----- Supplied data

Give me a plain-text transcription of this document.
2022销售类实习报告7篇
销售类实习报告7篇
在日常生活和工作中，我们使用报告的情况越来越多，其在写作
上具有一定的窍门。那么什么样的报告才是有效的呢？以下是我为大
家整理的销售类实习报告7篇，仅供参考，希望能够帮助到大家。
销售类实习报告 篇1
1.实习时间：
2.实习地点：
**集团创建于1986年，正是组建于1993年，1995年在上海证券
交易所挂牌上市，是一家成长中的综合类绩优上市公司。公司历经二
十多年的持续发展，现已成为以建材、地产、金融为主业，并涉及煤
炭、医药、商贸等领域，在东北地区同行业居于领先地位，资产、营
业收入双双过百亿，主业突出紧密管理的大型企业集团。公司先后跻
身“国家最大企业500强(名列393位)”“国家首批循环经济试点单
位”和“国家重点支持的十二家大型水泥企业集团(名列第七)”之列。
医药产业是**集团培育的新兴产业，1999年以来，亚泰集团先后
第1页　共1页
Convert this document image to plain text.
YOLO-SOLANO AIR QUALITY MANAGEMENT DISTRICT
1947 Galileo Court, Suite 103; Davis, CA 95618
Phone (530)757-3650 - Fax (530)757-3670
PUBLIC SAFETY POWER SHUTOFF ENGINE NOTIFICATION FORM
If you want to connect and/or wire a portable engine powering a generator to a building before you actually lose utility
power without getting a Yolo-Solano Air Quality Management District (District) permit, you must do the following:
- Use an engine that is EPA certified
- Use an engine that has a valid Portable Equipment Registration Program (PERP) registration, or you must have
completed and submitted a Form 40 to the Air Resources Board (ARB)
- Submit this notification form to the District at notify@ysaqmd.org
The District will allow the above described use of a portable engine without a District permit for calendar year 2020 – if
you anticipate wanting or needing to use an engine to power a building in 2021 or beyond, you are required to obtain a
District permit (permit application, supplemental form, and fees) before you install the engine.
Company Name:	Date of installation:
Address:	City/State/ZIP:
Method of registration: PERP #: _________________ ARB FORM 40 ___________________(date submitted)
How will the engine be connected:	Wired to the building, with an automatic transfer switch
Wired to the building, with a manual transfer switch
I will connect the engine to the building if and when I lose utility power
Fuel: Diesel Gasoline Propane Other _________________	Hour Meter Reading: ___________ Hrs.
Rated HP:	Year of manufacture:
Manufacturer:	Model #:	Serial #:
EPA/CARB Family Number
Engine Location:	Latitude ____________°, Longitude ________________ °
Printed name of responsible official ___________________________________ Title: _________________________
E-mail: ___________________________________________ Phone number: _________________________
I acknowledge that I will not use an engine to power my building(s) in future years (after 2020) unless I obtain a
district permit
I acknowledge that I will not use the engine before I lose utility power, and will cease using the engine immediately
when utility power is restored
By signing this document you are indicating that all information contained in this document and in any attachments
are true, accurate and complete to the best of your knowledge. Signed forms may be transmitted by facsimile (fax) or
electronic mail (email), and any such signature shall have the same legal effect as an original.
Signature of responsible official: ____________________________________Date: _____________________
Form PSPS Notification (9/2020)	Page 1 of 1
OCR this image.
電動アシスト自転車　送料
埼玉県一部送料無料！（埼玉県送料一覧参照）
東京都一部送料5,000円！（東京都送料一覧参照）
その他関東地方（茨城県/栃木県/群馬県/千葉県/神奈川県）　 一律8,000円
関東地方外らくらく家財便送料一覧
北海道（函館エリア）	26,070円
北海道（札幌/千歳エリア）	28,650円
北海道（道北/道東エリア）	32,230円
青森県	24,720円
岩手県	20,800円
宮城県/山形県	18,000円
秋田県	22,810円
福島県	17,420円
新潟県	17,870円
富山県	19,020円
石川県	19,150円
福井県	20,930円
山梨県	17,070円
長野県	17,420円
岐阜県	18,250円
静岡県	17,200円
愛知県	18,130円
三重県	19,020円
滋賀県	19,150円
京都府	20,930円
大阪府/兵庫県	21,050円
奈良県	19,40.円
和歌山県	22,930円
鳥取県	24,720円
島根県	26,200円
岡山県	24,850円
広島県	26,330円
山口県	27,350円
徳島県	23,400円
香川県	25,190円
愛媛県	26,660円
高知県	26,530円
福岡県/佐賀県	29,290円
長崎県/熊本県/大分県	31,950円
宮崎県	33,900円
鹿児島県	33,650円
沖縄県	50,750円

----------

> _Instruction_: Only the number is wanted: how many lines of the material contain the word "registration"?

> _Task result_: 2